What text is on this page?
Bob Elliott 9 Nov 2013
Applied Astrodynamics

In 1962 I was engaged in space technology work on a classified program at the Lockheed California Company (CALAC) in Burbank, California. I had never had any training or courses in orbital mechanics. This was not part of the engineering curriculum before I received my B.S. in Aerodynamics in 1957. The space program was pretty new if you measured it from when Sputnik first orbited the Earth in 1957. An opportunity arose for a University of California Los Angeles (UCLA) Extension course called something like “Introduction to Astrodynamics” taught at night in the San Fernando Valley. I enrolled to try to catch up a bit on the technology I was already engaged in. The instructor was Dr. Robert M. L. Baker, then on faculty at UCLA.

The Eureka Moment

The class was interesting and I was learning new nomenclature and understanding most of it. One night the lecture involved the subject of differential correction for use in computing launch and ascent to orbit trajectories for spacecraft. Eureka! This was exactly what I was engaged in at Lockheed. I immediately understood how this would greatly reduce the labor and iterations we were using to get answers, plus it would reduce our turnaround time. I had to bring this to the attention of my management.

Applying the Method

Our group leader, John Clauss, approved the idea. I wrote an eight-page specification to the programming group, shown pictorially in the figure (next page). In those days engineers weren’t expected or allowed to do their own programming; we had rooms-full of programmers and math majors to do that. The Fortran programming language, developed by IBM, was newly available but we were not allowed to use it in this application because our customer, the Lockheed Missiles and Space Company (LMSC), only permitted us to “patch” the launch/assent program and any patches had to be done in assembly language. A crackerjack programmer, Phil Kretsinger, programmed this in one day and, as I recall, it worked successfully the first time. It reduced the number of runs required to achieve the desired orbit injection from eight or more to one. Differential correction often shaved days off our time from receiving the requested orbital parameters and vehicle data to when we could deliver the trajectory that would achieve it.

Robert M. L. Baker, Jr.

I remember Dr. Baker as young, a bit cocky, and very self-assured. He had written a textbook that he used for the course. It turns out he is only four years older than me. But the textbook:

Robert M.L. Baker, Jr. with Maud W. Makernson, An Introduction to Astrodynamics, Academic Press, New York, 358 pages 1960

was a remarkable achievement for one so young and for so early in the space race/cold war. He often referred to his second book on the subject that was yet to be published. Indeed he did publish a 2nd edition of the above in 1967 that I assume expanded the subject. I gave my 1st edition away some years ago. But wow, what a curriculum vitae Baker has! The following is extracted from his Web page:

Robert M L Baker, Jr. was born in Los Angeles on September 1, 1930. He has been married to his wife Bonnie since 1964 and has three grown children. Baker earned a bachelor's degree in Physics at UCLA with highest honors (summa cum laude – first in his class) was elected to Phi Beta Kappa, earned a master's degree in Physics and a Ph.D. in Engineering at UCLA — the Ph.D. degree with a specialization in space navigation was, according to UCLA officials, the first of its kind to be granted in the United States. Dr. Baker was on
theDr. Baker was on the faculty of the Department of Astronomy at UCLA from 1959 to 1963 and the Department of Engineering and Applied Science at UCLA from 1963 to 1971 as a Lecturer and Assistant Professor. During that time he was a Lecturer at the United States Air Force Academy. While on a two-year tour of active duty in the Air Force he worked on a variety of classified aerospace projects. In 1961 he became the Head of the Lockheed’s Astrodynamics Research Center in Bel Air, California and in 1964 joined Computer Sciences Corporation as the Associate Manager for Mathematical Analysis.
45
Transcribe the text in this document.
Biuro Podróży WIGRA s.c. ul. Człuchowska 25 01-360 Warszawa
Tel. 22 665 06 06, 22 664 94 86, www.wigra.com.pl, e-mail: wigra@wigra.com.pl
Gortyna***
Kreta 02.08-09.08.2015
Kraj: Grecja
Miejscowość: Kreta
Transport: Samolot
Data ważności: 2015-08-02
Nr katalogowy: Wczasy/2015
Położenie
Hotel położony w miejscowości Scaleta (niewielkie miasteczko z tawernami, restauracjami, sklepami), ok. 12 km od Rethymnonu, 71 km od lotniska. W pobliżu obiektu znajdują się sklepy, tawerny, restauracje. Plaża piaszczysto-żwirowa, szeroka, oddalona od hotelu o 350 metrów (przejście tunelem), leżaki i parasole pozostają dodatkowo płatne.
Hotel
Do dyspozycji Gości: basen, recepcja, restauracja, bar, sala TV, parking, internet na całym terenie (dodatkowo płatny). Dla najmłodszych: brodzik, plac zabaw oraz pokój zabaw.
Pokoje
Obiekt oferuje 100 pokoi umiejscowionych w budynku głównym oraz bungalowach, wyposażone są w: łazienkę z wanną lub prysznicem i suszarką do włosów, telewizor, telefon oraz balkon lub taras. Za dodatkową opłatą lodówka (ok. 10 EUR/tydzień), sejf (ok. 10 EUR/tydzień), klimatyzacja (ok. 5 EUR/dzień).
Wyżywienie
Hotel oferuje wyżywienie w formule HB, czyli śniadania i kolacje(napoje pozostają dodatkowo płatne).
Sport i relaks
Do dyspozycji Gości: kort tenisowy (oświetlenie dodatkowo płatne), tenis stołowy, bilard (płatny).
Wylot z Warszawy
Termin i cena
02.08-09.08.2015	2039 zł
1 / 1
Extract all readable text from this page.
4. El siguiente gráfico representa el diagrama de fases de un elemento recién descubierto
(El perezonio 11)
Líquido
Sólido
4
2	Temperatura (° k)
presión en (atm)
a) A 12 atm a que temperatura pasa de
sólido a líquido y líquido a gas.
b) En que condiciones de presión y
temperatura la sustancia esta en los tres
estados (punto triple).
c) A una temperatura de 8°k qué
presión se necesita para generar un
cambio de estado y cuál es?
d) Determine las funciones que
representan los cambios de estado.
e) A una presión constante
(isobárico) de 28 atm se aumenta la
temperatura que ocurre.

_ _ _ _ _ _ _

▸ Set exercise:
Return each line that includes "presión".

▸ Output of the exercise:
presión en (atm)
b) En que condiciones de presión y
presión se necesita para generar un
e) A una presión constante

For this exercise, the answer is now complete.